Exactly as given, repeat all of the entries.

START PROVIDED MATERIAL

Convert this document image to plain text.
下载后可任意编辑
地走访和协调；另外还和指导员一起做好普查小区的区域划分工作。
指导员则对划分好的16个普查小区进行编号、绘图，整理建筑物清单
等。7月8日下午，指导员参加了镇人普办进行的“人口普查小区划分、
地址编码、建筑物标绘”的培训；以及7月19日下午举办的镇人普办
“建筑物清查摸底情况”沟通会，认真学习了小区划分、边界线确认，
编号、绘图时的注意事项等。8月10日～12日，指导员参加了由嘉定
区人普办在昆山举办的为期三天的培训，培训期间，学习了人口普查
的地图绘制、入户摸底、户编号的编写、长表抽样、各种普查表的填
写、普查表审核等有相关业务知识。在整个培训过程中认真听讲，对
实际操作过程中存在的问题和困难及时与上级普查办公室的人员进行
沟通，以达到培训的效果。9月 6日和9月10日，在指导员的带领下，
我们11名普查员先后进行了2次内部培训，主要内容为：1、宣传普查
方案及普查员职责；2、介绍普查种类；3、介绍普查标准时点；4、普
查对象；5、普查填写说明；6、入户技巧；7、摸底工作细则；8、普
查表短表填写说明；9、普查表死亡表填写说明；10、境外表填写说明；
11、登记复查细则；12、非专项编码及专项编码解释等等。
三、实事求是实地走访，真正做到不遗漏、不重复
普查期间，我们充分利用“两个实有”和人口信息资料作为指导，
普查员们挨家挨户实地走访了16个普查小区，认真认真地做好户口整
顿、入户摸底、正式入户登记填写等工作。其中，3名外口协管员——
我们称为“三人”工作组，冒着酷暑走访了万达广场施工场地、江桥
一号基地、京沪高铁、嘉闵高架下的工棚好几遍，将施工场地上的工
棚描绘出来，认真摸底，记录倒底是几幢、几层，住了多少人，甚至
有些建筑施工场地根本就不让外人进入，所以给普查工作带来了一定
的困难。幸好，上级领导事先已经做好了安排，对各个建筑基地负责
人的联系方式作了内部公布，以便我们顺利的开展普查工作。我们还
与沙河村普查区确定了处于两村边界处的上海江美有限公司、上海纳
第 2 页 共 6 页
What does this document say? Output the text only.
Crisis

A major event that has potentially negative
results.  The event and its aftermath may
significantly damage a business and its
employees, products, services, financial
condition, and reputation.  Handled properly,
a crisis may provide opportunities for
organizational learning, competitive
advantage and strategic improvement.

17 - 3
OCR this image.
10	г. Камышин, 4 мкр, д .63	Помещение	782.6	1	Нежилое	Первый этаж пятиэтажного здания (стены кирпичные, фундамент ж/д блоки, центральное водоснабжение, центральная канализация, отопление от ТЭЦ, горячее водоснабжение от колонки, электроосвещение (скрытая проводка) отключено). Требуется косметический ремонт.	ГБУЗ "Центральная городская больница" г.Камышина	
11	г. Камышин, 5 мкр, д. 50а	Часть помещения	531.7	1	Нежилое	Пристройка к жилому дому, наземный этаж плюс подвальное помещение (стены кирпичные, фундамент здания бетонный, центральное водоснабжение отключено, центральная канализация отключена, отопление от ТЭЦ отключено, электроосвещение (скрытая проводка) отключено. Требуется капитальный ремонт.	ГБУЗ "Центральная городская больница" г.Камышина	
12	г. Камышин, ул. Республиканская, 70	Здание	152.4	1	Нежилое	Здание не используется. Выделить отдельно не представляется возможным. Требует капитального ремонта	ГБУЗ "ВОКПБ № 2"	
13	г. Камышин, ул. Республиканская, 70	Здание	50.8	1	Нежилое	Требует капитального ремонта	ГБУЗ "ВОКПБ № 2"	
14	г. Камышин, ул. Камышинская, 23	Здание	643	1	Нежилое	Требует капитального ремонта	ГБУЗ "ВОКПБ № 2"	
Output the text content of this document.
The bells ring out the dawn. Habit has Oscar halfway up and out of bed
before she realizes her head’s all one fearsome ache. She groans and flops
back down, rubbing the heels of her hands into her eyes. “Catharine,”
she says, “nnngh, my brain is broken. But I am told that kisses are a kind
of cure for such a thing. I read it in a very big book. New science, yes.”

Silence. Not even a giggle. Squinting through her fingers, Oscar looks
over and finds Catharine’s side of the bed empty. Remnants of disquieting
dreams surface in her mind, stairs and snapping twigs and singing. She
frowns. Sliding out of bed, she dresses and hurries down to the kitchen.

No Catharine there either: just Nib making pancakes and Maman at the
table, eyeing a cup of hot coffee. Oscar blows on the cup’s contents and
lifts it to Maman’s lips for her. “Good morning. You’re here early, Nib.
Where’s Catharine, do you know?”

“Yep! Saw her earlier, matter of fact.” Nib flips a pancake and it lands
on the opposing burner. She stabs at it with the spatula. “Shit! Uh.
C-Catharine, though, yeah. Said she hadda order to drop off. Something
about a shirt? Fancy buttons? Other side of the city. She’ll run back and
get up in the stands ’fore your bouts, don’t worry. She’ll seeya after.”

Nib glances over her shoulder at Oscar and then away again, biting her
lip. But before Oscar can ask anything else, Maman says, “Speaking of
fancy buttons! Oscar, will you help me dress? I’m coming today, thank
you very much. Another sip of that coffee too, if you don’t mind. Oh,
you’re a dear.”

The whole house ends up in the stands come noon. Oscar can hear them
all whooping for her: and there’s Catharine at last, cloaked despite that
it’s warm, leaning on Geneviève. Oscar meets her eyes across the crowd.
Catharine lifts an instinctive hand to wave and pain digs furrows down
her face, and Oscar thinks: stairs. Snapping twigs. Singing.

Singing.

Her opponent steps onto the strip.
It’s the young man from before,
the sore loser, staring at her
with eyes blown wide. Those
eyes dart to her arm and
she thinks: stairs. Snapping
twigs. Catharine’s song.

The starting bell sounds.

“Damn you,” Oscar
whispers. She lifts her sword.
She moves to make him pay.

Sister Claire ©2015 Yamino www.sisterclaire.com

END PROVIDED MATERIAL

*ANSWER TO THIS TASK*.
Convert this document image to plain text.
下载后可任意编辑
地走访和协调；另外还和指导员一起做好普查小区的区域划分工作。
指导员则对划分好的16个普查小区进行编号、绘图，整理建筑物清单
等。7月8日下午，指导员参加了镇人普办进行的“人口普查小区划分、
地址编码、建筑物标绘”的培训；以及7月19日下午举办的镇人普办
“建筑物清查摸底情况”沟通会，认真学习了小区划分、边界线确认，
编号、绘图时的注意事项等。8月10日～12日，指导员参加了由嘉定
区人普办在昆山举办的为期三天的培训，培训期间，学习了人口普查
的地图绘制、入户摸底、户编号的编写、长表抽样、各种普查表的填
写、普查表审核等有相关业务知识。在整个培训过程中认真听讲，对
实际操作过程中存在的问题和困难及时与上级普查办公室的人员进行
沟通，以达到培训的效果。9月 6日和9月10日，在指导员的带领下，
我们11名普查员先后进行了2次内部培训，主要内容为：1、宣传普查
方案及普查员职责；2、介绍普查种类；3、介绍普查标准时点；4、普
查对象；5、普查填写说明；6、入户技巧；7、摸底工作细则；8、普
查表短表填写说明；9、普查表死亡表填写说明；10、境外表填写说明；
11、登记复查细则；12、非专项编码及专项编码解释等等。
三、实事求是实地走访，真正做到不遗漏、不重复
普查期间，我们充分利用“两个实有”和人口信息资料作为指导，
普查员们挨家挨户实地走访了16个普查小区，认真认真地做好户口整
顿、入户摸底、正式入户登记填写等工作。其中，3名外口协管员——
我们称为“三人”工作组，冒着酷暑走访了万达广场施工场地、江桥
一号基地、京沪高铁、嘉闵高架下的工棚好几遍，将施工场地上的工
棚描绘出来，认真摸底，记录倒底是几幢、几层，住了多少人，甚至
有些建筑施工场地根本就不让外人进入，所以给普查工作带来了一定
的困难。幸好，上级领导事先已经做好了安排，对各个建筑基地负责
人的联系方式作了内部公布，以便我们顺利的开展普查工作。我们还
与沙河村普查区确定了处于两村边界处的上海江美有限公司、上海纳
第 2 页 共 6 页
What does this document say? Output the text only.
Crisis

A major event that has potentially negative
results.  The event and its aftermath may
significantly damage a business and its
employees, products, services, financial
condition, and reputation.  Handled properly,
a crisis may provide opportunities for
organizational learning, competitive
advantage and strategic improvement.

17 - 3
OCR this image.
10	г. Камышин, 4 мкр, д .63	Помещение	782.6	1	Нежилое	Первый этаж пятиэтажного здания (стены кирпичные, фундамент ж/д блоки, центральное водоснабжение, центральная канализация, отопление от ТЭЦ, горячее водоснабжение от колонки, электроосвещение (скрытая проводка) отключено). Требуется косметический ремонт.	ГБУЗ "Центральная городская больница" г.Камышина	
11	г. Камышин, 5 мкр, д. 50а	Часть помещения	531.7	1	Нежилое	Пристройка к жилому дому, наземный этаж плюс подвальное помещение (стены кирпичные, фундамент здания бетонный, центральное водоснабжение отключено, центральная канализация отключена, отопление от ТЭЦ отключено, электроосвещение (скрытая проводка) отключено. Требуется капитальный ремонт.	ГБУЗ "Центральная городская больница" г.Камышина	
12	г. Камышин, ул. Республиканская, 70	Здание	152.4	1	Нежилое	Здание не используется. Выделить отдельно не представляется возможным. Требует капитального ремонта	ГБУЗ "ВОКПБ № 2"	
13	г. Камышин, ул. Республиканская, 70	Здание	50.8	1	Нежилое	Требует капитального ремонта	ГБУЗ "ВОКПБ № 2"	
14	г. Камышин, ул. Камышинская, 23	Здание	643	1	Нежилое	Требует капитального ремонта	ГБУЗ "ВОКПБ № 2"	
Output the text content of this document.
The bells ring out the dawn. Habit has Oscar halfway up and out of bed
before she realizes her head’s all one fearsome ache. She groans and flops
back down, rubbing the heels of her hands into her eyes. “Catharine,”
she says, “nnngh, my brain is broken. But I am told that kisses are a kind
of cure for such a thing. I read it in a very big book. New science, yes.”

Silence. Not even a giggle. Squinting through her fingers, Oscar looks
over and finds Catharine’s side of the bed empty. Remnants of disquieting
dreams surface in her mind, stairs and snapping twigs and singing. She
frowns. Sliding out of bed, she dresses and hurries down to the kitchen.

No Catharine there either: just Nib making pancakes and Maman at the
table, eyeing a cup of hot coffee. Oscar blows on the cup’s contents and
lifts it to Maman’s lips for her. “Good morning. You’re here early, Nib.
Where’s Catharine, do you know?”

“Yep! Saw her earlier, matter of fact.” Nib flips a pancake and it lands
on the opposing burner. She stabs at it with the spatula. “Shit! Uh.
C-Catharine, though, yeah. Said she hadda order to drop off. Something
about a shirt? Fancy buttons? Other side of the city. She’ll run back and
get up in the stands ’fore your bouts, don’t worry. She’ll seeya after.”

Nib glances over her shoulder at Oscar and then away again, biting her
lip. But before Oscar can ask anything else, Maman says, “Speaking of
fancy buttons! Oscar, will you help me dress? I’m coming today, thank
you very much. Another sip of that coffee too, if you don’t mind. Oh,
you’re a dear.”

The whole house ends up in the stands come noon. Oscar can hear them
all whooping for her: and there’s Catharine at last, cloaked despite that
it’s warm, leaning on Geneviève. Oscar meets her eyes across the crowd.
Catharine lifts an instinctive hand to wave and pain digs furrows down
her face, and Oscar thinks: stairs. Snapping twigs. Singing.

Singing.

Her opponent steps onto the strip.
It’s the young man from before,
the sore loser, staring at her
with eyes blown wide. Those
eyes dart to her arm and
she thinks: stairs. Snapping
twigs. Catharine’s song.

The starting bell sounds.

“Damn you,” Oscar
whispers. She lifts her sword.
She moves to make him pay.

Sister Claire ©2015 Yamino www.sisterclaire.com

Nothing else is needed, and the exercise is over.